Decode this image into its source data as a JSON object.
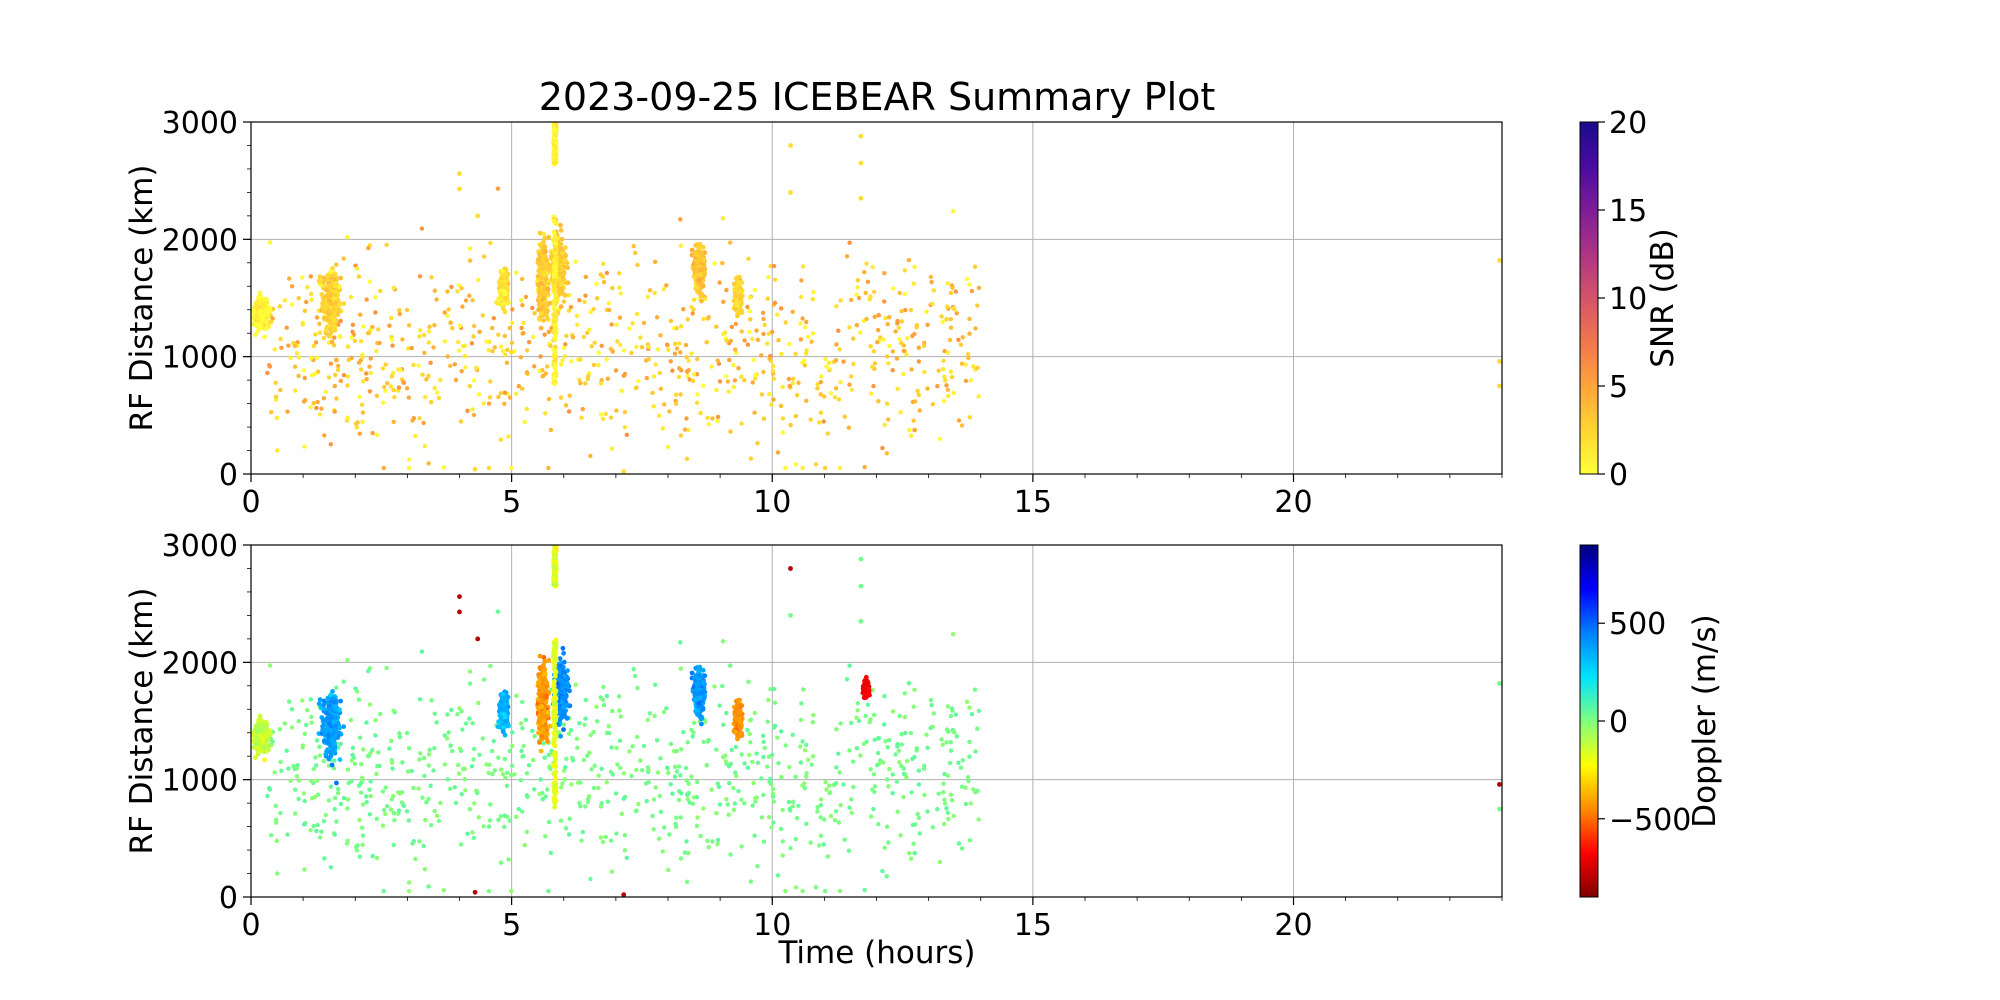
{
  "figure_title": "2023-09-25 ICEBEAR Summary Plot",
  "chart_data": [
    {
      "type": "scatter",
      "title": "2023-09-25 ICEBEAR Summary Plot",
      "xlabel": "",
      "ylabel": "RF Distance (km)",
      "xlim": [
        0,
        24
      ],
      "ylim": [
        0,
        3000
      ],
      "x_ticks": [
        "0",
        "5",
        "10",
        "15",
        "20"
      ],
      "y_ticks": [
        "0",
        "1000",
        "2000",
        "3000"
      ],
      "grid": true,
      "colorbar": {
        "label": "SNR (dB)",
        "range": [
          0,
          20
        ],
        "ticks": [
          "0",
          "5",
          "10",
          "15",
          "20"
        ],
        "colors": [
          "#ffff3a",
          "#ffd531",
          "#ffa43a",
          "#f2764e",
          "#d5536a",
          "#ae3484",
          "#7e1d98",
          "#4a0ba2",
          "#1b0b8c"
        ]
      },
      "clusters": [
        {
          "t": 0.2,
          "r": 1380,
          "dt": 0.15,
          "dr": 140,
          "v": 0.5,
          "kind": "blob"
        },
        {
          "t": 1.55,
          "r": 1460,
          "dt": 0.16,
          "dr": 260,
          "v": 2.5,
          "kind": "blob"
        },
        {
          "t": 4.85,
          "r": 1580,
          "dt": 0.08,
          "dr": 160,
          "v": 1.5,
          "kind": "blob"
        },
        {
          "t": 5.6,
          "r": 1650,
          "dt": 0.1,
          "dr": 360,
          "v": 3,
          "kind": "blob"
        },
        {
          "t": 5.9,
          "r": 1750,
          "dt": 0.14,
          "dr": 260,
          "v": 3,
          "kind": "blob"
        },
        {
          "t": 8.6,
          "r": 1750,
          "dt": 0.1,
          "dr": 190,
          "v": 3,
          "kind": "blob"
        },
        {
          "t": 9.35,
          "r": 1520,
          "dt": 0.07,
          "dr": 130,
          "v": 2.5,
          "kind": "blob"
        },
        {
          "t": 5.83,
          "r": 1480,
          "dt": 0.05,
          "dr": 720,
          "v": 1.0,
          "kind": "bar"
        },
        {
          "t": 5.83,
          "r": 2820,
          "dt": 0.05,
          "dr": 180,
          "v": 1.0,
          "kind": "bar"
        }
      ]
    },
    {
      "type": "scatter",
      "title": "",
      "xlabel": "Time (hours)",
      "ylabel": "RF Distance (km)",
      "xlim": [
        0,
        24
      ],
      "ylim": [
        0,
        3000
      ],
      "x_ticks": [
        "0",
        "5",
        "10",
        "15",
        "20"
      ],
      "y_ticks": [
        "0",
        "1000",
        "2000",
        "3000"
      ],
      "grid": true,
      "colorbar": {
        "label": "Doppler (m/s)",
        "range": [
          -900,
          900
        ],
        "ticks": [
          "500",
          "0",
          "−500"
        ],
        "colors": [
          "#7f0000",
          "#ff0000",
          "#ff8c00",
          "#ffff00",
          "#7fff7f",
          "#00e4ff",
          "#0080ff",
          "#0000ff",
          "#00007f"
        ]
      },
      "clusters": [
        {
          "t": 0.2,
          "r": 1380,
          "dt": 0.15,
          "dr": 140,
          "v": -120,
          "kind": "blob"
        },
        {
          "t": 1.55,
          "r": 1460,
          "dt": 0.16,
          "dr": 260,
          "v": 380,
          "kind": "blob"
        },
        {
          "t": 4.85,
          "r": 1580,
          "dt": 0.08,
          "dr": 160,
          "v": 330,
          "kind": "blob"
        },
        {
          "t": 5.6,
          "r": 1650,
          "dt": 0.1,
          "dr": 360,
          "v": -420,
          "kind": "blob"
        },
        {
          "t": 5.95,
          "r": 1750,
          "dt": 0.13,
          "dr": 260,
          "v": 420,
          "kind": "blob"
        },
        {
          "t": 8.6,
          "r": 1750,
          "dt": 0.1,
          "dr": 190,
          "v": 380,
          "kind": "blob"
        },
        {
          "t": 9.35,
          "r": 1520,
          "dt": 0.07,
          "dr": 130,
          "v": -430,
          "kind": "blob"
        },
        {
          "t": 11.8,
          "r": 1780,
          "dt": 0.05,
          "dr": 60,
          "v": -700,
          "kind": "blob"
        },
        {
          "t": 5.83,
          "r": 1480,
          "dt": 0.05,
          "dr": 720,
          "v": -180,
          "kind": "bar"
        },
        {
          "t": 5.83,
          "r": 2820,
          "dt": 0.05,
          "dr": 180,
          "v": -180,
          "kind": "bar"
        }
      ]
    }
  ]
}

Task:
Copy every line in the records above that contains the word "Plot".

Written answer:
  "figure_title": "2023-09-25 ICEBEAR Summary Plot",
      "title": "2023-09-25 ICEBEAR Summary Plot",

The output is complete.